The listing beneath should be written out in full, exactly as shown.

Source records:
+++

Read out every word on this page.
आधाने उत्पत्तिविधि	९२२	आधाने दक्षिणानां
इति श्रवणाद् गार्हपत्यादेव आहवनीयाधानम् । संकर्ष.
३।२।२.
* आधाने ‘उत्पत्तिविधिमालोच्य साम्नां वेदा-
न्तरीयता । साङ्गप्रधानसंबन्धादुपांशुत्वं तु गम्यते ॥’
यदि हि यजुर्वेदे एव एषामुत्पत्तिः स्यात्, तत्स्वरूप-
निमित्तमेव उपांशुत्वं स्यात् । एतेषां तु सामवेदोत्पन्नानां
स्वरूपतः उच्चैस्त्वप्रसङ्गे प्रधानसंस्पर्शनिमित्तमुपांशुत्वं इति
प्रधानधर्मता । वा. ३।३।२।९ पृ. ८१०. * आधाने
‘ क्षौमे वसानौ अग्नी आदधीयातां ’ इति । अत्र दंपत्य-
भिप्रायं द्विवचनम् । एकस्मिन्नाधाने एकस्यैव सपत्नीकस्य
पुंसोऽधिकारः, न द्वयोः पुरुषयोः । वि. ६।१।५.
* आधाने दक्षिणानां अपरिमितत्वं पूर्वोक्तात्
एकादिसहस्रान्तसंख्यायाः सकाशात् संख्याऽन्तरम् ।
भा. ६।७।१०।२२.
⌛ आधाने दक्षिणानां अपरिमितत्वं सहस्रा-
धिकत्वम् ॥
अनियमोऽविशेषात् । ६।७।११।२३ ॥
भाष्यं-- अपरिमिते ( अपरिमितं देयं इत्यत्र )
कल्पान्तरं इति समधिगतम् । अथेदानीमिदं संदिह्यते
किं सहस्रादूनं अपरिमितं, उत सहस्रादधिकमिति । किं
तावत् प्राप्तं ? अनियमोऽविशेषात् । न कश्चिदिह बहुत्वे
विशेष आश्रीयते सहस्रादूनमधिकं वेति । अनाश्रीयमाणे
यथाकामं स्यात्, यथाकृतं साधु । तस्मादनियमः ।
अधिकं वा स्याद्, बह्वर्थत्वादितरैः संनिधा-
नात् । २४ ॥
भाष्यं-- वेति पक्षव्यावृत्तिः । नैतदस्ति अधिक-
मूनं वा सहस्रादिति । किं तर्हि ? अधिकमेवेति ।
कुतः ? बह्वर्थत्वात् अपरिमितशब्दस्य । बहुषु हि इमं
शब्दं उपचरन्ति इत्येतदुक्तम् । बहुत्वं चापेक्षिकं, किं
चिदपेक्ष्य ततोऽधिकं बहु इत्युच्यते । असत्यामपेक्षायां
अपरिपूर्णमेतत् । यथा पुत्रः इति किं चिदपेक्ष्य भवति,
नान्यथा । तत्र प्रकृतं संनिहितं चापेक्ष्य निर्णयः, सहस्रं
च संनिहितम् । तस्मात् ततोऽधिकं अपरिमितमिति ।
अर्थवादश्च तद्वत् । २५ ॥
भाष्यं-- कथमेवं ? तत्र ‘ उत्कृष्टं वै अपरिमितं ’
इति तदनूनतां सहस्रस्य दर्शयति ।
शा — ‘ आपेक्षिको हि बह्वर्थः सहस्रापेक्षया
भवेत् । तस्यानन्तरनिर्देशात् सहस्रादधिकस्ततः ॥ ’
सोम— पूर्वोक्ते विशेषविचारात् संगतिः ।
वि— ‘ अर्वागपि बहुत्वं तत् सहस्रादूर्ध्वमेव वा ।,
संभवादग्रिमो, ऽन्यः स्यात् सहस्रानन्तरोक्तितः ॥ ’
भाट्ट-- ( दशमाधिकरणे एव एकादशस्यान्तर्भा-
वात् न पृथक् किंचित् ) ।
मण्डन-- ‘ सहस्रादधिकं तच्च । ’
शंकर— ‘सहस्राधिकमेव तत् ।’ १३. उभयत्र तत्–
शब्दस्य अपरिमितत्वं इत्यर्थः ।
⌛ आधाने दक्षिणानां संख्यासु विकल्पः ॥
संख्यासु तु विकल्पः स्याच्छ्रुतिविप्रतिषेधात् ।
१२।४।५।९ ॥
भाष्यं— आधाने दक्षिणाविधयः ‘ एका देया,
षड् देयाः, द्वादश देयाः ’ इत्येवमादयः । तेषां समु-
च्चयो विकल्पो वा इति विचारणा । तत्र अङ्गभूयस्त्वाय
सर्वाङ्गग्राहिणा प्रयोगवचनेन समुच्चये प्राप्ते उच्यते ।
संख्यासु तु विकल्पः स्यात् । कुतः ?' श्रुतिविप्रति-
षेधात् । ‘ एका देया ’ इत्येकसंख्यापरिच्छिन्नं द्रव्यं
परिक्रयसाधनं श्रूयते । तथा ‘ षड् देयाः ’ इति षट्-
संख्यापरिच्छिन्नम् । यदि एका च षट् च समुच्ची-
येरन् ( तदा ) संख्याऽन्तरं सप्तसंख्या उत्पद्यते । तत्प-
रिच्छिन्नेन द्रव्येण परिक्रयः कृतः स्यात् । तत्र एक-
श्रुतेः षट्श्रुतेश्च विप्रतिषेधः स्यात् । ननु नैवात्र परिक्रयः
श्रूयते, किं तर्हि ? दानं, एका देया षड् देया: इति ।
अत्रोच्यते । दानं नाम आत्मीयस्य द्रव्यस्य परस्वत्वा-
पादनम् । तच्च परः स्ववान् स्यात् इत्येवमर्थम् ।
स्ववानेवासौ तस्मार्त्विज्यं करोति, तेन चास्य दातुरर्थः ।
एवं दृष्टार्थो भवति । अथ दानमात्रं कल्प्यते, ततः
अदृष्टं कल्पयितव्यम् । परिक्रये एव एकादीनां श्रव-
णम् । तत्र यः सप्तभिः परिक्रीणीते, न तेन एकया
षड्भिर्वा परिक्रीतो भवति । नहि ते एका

+++

Final result:
Read out every word on this page.
आधाने उत्पत्तिविधि	९२२	आधाने दक्षिणानां
इति श्रवणाद् गार्हपत्यादेव आहवनीयाधानम् । संकर्ष.
३।२।२.
* आधाने ‘उत्पत्तिविधिमालोच्य साम्नां वेदा-
न्तरीयता । साङ्गप्रधानसंबन्धादुपांशुत्वं तु गम्यते ॥’
यदि हि यजुर्वेदे एव एषामुत्पत्तिः स्यात्, तत्स्वरूप-
निमित्तमेव उपांशुत्वं स्यात् । एतेषां तु सामवेदोत्पन्नानां
स्वरूपतः उच्चैस्त्वप्रसङ्गे प्रधानसंस्पर्शनिमित्तमुपांशुत्वं इति
प्रधानधर्मता । वा. ३।३।२।९ पृ. ८१०. * आधाने
‘ क्षौमे वसानौ अग्नी आदधीयातां ’ इति । अत्र दंपत्य-
भिप्रायं द्विवचनम् । एकस्मिन्नाधाने एकस्यैव सपत्नीकस्य
पुंसोऽधिकारः, न द्वयोः पुरुषयोः । वि. ६।१।५.
* आधाने दक्षिणानां अपरिमितत्वं पूर्वोक्तात्
एकादिसहस्रान्तसंख्यायाः सकाशात् संख्याऽन्तरम् ।
भा. ६।७।१०।२२.
⌛ आधाने दक्षिणानां अपरिमितत्वं सहस्रा-
धिकत्वम् ॥
अनियमोऽविशेषात् । ६।७।११।२३ ॥
भाष्यं-- अपरिमिते ( अपरिमितं देयं इत्यत्र )
कल्पान्तरं इति समधिगतम् । अथेदानीमिदं संदिह्यते
किं सहस्रादूनं अपरिमितं, उत सहस्रादधिकमिति । किं
तावत् प्राप्तं ? अनियमोऽविशेषात् । न कश्चिदिह बहुत्वे
विशेष आश्रीयते सहस्रादूनमधिकं वेति । अनाश्रीयमाणे
यथाकामं स्यात्, यथाकृतं साधु । तस्मादनियमः ।
अधिकं वा स्याद्, बह्वर्थत्वादितरैः संनिधा-
नात् । २४ ॥
भाष्यं-- वेति पक्षव्यावृत्तिः । नैतदस्ति अधिक-
मूनं वा सहस्रादिति । किं तर्हि ? अधिकमेवेति ।
कुतः ? बह्वर्थत्वात् अपरिमितशब्दस्य । बहुषु हि इमं
शब्दं उपचरन्ति इत्येतदुक्तम् । बहुत्वं चापेक्षिकं, किं
चिदपेक्ष्य ततोऽधिकं बहु इत्युच्यते । असत्यामपेक्षायां
अपरिपूर्णमेतत् । यथा पुत्रः इति किं चिदपेक्ष्य भवति,
नान्यथा । तत्र प्रकृतं संनिहितं चापेक्ष्य निर्णयः, सहस्रं
च संनिहितम् । तस्मात् ततोऽधिकं अपरिमितमिति ।
अर्थवादश्च तद्वत् । २५ ॥
भाष्यं-- कथमेवं ? तत्र ‘ उत्कृष्टं वै अपरिमितं ’
इति तदनूनतां सहस्रस्य दर्शयति ।
शा — ‘ आपेक्षिको हि बह्वर्थः सहस्रापेक्षया
भवेत् । तस्यानन्तरनिर्देशात् सहस्रादधिकस्ततः ॥ ’
सोम— पूर्वोक्ते विशेषविचारात् संगतिः ।
वि— ‘ अर्वागपि बहुत्वं तत् सहस्रादूर्ध्वमेव वा ।,
संभवादग्रिमो, ऽन्यः स्यात् सहस्रानन्तरोक्तितः ॥ ’
भाट्ट-- ( दशमाधिकरणे एव एकादशस्यान्तर्भा-
वात् न पृथक् किंचित् ) ।
मण्डन-- ‘ सहस्रादधिकं तच्च । ’
शंकर— ‘सहस्राधिकमेव तत् ।’ १३. उभयत्र तत्–
शब्दस्य अपरिमितत्वं इत्यर्थः ।
⌛ आधाने दक्षिणानां संख्यासु विकल्पः ॥
संख्यासु तु विकल्पः स्याच्छ्रुतिविप्रतिषेधात् ।
१२।४।५।९ ॥
भाष्यं— आधाने दक्षिणाविधयः ‘ एका देया,
षड् देयाः, द्वादश देयाः ’ इत्येवमादयः । तेषां समु-
च्चयो विकल्पो वा इति विचारणा । तत्र अङ्गभूयस्त्वाय
सर्वाङ्गग्राहिणा प्रयोगवचनेन समुच्चये प्राप्ते उच्यते ।
संख्यासु तु विकल्पः स्यात् । कुतः ?' श्रुतिविप्रति-
षेधात् । ‘ एका देया ’ इत्येकसंख्यापरिच्छिन्नं द्रव्यं
परिक्रयसाधनं श्रूयते । तथा ‘ षड् देयाः ’ इति षट्-
संख्यापरिच्छिन्नम् । यदि एका च षट् च समुच्ची-
येरन् ( तदा ) संख्याऽन्तरं सप्तसंख्या उत्पद्यते । तत्प-
रिच्छिन्नेन द्रव्येण परिक्रयः कृतः स्यात् । तत्र एक-
श्रुतेः षट्श्रुतेश्च विप्रतिषेधः स्यात् । ननु नैवात्र परिक्रयः
श्रूयते, किं तर्हि ? दानं, एका देया षड् देया: इति ।
अत्रोच्यते । दानं नाम आत्मीयस्य द्रव्यस्य परस्वत्वा-
पादनम् । तच्च परः स्ववान् स्यात् इत्येवमर्थम् ।
स्ववानेवासौ तस्मार्त्विज्यं करोति, तेन चास्य दातुरर्थः ।
एवं दृष्टार्थो भवति । अथ दानमात्रं कल्प्यते, ततः
अदृष्टं कल्पयितव्यम् । परिक्रये एव एकादीनां श्रव-
णम् । तत्र यः सप्तभिः परिक्रीणीते, न तेन एकया
षड्भिर्वा परिक्रीतो भवति । नहि ते एका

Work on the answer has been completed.